- **Exercise description**
Output exactly, please, the lines of the records below from the one containing "Give me a plain-text" through the final line.

- **Records**
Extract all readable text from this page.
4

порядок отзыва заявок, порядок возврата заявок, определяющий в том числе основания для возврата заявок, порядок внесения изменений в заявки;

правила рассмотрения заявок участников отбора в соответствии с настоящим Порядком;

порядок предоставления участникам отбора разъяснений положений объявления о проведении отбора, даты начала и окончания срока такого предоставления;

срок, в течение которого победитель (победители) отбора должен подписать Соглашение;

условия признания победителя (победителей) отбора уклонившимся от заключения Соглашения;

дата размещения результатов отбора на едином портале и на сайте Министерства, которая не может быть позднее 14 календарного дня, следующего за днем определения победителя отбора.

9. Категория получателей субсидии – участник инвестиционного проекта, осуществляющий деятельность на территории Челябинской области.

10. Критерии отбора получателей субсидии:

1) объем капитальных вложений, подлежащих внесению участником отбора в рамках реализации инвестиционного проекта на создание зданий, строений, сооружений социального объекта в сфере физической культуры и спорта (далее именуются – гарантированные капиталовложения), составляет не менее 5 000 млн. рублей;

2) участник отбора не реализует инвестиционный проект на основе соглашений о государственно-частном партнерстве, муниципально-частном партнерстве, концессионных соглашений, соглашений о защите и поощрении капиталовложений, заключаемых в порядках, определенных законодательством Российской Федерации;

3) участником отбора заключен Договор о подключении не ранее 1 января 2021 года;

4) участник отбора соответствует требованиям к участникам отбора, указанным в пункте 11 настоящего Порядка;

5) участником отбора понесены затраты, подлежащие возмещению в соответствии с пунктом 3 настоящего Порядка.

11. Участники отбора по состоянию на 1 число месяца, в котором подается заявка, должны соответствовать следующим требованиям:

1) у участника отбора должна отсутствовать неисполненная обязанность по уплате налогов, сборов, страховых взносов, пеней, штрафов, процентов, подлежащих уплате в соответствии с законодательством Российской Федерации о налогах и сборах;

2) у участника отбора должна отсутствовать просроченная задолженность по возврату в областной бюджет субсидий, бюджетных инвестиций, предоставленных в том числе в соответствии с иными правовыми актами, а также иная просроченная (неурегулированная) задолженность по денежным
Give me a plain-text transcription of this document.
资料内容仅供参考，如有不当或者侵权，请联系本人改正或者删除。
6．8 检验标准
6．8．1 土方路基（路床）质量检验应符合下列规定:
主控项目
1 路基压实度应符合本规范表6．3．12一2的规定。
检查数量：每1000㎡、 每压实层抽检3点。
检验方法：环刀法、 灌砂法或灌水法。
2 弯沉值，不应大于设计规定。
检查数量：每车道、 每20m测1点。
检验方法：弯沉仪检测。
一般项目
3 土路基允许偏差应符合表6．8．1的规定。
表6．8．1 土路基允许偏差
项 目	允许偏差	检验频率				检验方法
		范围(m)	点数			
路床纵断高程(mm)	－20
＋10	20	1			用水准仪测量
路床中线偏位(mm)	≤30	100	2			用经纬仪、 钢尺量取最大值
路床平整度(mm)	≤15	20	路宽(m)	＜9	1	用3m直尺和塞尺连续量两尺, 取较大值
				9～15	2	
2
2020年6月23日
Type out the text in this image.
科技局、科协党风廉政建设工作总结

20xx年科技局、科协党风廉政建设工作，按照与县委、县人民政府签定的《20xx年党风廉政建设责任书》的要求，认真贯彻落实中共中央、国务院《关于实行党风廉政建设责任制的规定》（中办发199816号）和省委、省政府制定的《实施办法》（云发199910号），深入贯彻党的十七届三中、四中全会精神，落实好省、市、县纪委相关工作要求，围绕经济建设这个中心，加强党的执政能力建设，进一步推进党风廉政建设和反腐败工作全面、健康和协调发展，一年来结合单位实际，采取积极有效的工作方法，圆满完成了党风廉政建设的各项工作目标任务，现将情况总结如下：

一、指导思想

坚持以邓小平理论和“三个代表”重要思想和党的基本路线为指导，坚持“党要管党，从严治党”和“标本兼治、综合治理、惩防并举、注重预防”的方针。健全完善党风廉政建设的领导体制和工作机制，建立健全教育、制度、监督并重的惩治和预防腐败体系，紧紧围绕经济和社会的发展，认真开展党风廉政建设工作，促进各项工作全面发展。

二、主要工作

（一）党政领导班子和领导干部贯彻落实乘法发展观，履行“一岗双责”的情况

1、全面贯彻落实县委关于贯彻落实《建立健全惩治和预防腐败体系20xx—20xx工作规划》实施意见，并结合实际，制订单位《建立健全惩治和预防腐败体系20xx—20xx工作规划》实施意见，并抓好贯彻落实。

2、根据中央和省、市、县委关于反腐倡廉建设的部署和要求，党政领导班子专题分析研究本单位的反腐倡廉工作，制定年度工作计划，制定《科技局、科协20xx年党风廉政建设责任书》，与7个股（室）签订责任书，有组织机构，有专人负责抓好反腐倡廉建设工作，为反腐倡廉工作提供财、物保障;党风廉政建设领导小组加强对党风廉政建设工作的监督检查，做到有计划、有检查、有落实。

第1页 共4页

- **Expected answer**
Give me a plain-text transcription of this document.
资料内容仅供参考，如有不当或者侵权，请联系本人改正或者删除。
6．8 检验标准
6．8．1 土方路基（路床）质量检验应符合下列规定:
主控项目
1 路基压实度应符合本规范表6．3．12一2的规定。
检查数量：每1000㎡、 每压实层抽检3点。
检验方法：环刀法、 灌砂法或灌水法。
2 弯沉值，不应大于设计规定。
检查数量：每车道、 每20m测1点。
检验方法：弯沉仪检测。
一般项目
3 土路基允许偏差应符合表6．8．1的规定。
表6．8．1 土路基允许偏差
项 目	允许偏差	检验频率				检验方法
		范围(m)	点数			
路床纵断高程(mm)	－20
＋10	20	1			用水准仪测量
路床中线偏位(mm)	≤30	100	2			用经纬仪、 钢尺量取最大值
路床平整度(mm)	≤15	20	路宽(m)	＜9	1	用3m直尺和塞尺连续量两尺, 取较大值
				9～15	2	
2
2020年6月23日
Type out the text in this image.
科技局、科协党风廉政建设工作总结

20xx年科技局、科协党风廉政建设工作，按照与县委、县人民政府签定的《20xx年党风廉政建设责任书》的要求，认真贯彻落实中共中央、国务院《关于实行党风廉政建设责任制的规定》（中办发199816号）和省委、省政府制定的《实施办法》（云发199910号），深入贯彻党的十七届三中、四中全会精神，落实好省、市、县纪委相关工作要求，围绕经济建设这个中心，加强党的执政能力建设，进一步推进党风廉政建设和反腐败工作全面、健康和协调发展，一年来结合单位实际，采取积极有效的工作方法，圆满完成了党风廉政建设的各项工作目标任务，现将情况总结如下：

一、指导思想

坚持以邓小平理论和“三个代表”重要思想和党的基本路线为指导，坚持“党要管党，从严治党”和“标本兼治、综合治理、惩防并举、注重预防”的方针。健全完善党风廉政建设的领导体制和工作机制，建立健全教育、制度、监督并重的惩治和预防腐败体系，紧紧围绕经济和社会的发展，认真开展党风廉政建设工作，促进各项工作全面发展。

二、主要工作

（一）党政领导班子和领导干部贯彻落实乘法发展观，履行“一岗双责”的情况

1、全面贯彻落实县委关于贯彻落实《建立健全惩治和预防腐败体系20xx—20xx工作规划》实施意见，并结合实际，制订单位《建立健全惩治和预防腐败体系20xx—20xx工作规划》实施意见，并抓好贯彻落实。

2、根据中央和省、市、县委关于反腐倡廉建设的部署和要求，党政领导班子专题分析研究本单位的反腐倡廉工作，制定年度工作计划，制定《科技局、科协20xx年党风廉政建设责任书》，与7个股（室）签订责任书，有组织机构，有专人负责抓好反腐倡廉建设工作，为反腐倡廉工作提供财、物保障;党风廉政建设领导小组加强对党风廉政建设工作的监督检查，做到有计划、有检查、有落实。

第1页 共4页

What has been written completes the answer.